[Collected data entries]
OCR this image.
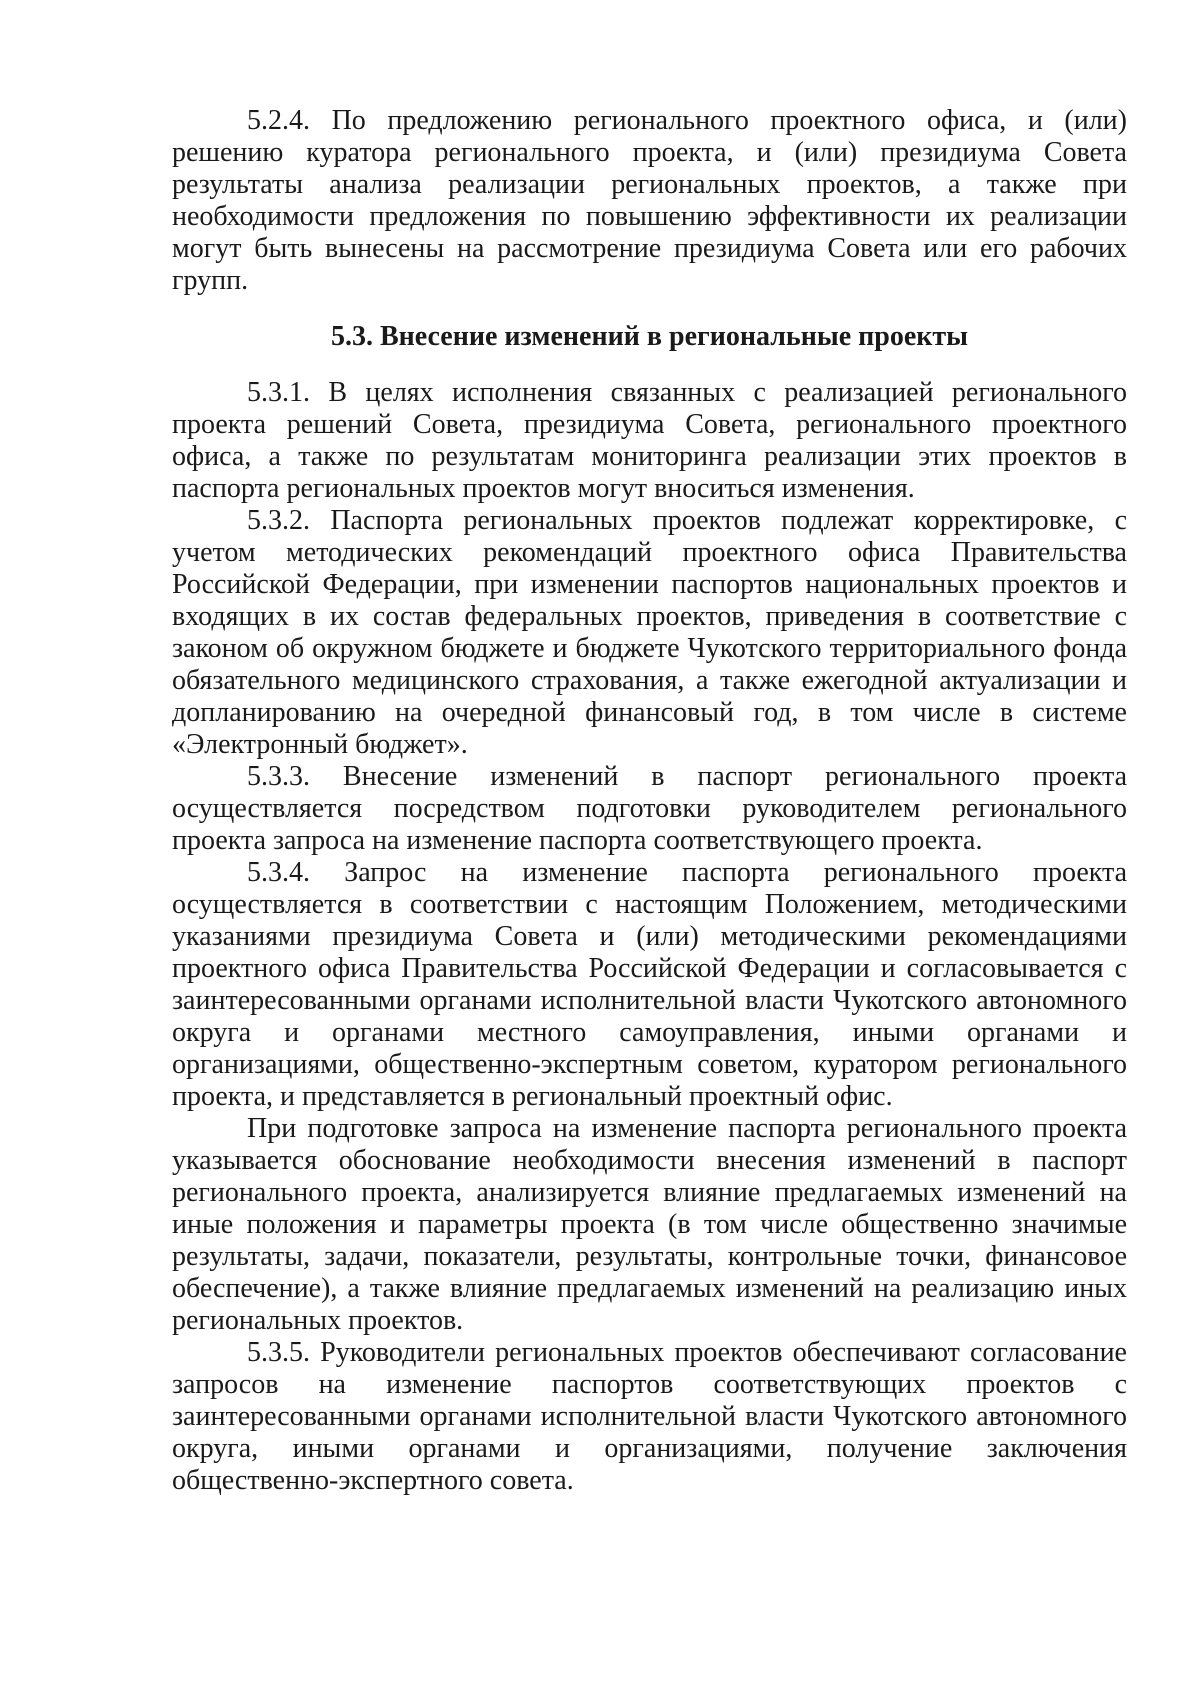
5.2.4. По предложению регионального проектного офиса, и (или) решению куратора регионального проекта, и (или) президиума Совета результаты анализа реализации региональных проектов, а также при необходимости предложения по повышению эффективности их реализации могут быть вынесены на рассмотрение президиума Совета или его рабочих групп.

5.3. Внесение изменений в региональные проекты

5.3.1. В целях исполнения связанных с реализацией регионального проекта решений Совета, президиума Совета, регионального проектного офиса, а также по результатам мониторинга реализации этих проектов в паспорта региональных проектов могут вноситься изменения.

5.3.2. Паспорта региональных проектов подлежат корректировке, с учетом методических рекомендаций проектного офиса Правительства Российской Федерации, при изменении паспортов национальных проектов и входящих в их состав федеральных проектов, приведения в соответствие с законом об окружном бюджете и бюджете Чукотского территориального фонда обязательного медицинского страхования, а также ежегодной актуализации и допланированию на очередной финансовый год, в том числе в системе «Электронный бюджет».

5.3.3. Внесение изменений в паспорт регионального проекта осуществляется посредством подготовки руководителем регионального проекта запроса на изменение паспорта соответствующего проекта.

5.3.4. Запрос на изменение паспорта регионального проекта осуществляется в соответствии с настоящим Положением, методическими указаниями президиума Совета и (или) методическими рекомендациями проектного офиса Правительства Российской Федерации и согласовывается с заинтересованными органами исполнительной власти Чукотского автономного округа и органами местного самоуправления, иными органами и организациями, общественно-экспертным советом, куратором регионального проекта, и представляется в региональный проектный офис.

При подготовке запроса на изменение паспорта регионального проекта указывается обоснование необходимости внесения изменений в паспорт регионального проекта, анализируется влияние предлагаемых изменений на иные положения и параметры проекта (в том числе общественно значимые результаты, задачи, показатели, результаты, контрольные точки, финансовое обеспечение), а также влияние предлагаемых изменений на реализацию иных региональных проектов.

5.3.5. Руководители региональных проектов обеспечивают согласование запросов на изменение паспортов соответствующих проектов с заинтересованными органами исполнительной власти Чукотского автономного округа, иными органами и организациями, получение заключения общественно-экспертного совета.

==

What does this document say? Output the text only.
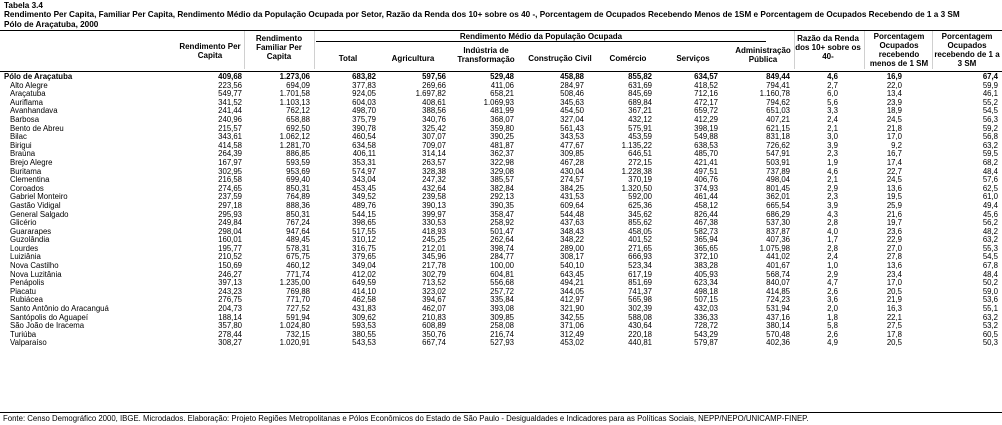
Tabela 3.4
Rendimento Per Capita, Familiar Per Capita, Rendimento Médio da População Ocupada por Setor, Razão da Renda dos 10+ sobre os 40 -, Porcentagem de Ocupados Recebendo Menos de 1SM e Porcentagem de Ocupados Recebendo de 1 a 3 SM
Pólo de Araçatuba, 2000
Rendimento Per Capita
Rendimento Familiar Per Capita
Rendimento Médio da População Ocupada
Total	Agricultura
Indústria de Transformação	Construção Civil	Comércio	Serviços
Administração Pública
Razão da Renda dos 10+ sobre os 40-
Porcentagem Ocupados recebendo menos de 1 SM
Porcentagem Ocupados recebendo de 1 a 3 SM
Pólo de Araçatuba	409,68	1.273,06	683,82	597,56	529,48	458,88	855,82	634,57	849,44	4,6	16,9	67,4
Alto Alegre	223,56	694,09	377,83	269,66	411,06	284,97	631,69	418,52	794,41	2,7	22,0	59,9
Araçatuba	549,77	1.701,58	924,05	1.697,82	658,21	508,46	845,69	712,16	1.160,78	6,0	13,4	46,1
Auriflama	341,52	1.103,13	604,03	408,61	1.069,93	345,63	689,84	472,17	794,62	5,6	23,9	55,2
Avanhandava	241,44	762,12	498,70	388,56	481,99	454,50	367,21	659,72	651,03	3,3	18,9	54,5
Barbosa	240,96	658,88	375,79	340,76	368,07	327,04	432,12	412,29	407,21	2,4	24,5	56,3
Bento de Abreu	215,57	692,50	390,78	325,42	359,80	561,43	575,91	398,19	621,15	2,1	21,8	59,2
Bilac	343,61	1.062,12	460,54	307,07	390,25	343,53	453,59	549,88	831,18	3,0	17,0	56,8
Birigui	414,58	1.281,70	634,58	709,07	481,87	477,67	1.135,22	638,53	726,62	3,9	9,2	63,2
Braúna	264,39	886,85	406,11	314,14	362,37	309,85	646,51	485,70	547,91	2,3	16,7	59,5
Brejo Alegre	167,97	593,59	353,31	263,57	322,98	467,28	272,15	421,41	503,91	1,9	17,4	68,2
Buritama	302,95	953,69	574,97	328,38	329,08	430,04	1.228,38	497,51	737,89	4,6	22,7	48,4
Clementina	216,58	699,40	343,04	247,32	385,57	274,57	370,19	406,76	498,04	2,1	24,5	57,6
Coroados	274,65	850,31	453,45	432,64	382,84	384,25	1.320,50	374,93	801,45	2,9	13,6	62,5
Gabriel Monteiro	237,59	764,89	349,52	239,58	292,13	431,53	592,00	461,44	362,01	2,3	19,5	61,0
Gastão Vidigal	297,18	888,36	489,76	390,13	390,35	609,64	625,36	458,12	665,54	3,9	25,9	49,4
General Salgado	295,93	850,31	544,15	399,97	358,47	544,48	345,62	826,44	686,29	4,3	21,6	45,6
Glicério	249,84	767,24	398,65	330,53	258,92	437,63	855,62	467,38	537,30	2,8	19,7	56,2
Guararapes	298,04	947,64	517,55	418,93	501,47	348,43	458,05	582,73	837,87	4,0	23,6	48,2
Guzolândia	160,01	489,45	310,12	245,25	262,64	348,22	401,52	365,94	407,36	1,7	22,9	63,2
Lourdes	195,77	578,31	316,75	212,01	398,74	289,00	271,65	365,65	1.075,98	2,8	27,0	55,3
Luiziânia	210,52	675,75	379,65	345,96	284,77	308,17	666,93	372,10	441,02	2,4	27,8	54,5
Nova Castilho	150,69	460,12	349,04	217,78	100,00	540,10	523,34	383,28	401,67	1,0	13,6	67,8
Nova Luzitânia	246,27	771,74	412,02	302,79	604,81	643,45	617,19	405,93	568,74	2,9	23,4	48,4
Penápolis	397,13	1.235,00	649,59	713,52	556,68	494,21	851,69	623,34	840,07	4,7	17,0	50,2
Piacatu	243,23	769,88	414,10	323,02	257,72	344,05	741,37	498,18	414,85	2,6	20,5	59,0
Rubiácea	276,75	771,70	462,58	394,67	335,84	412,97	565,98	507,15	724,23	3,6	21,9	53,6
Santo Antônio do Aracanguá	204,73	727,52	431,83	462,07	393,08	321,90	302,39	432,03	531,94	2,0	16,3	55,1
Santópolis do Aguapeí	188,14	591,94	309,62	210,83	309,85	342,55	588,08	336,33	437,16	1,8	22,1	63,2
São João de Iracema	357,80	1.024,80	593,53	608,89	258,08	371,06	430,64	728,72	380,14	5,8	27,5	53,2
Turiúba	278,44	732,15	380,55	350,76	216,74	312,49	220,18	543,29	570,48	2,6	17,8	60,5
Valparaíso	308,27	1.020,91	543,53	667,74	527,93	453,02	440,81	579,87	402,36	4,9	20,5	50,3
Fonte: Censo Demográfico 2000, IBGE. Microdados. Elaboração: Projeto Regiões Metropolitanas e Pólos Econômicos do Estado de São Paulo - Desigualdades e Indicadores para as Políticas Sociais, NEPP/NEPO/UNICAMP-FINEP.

● Your instructions: Copy out each line of the data where the string "Capita" appears.

● Written answer:
Rendimento Per Capita, Familiar Per Capita, Rendimento Médio da População Ocupada por Setor, Razão da Renda dos 10+ sobre os 40 -, Porcentagem de Ocupados Recebendo Menos de 1SM e Porcentagem de Ocupados Recebendo de 1 a 3 SM
Rendimento Per Capita
Rendimento Familiar Per Capita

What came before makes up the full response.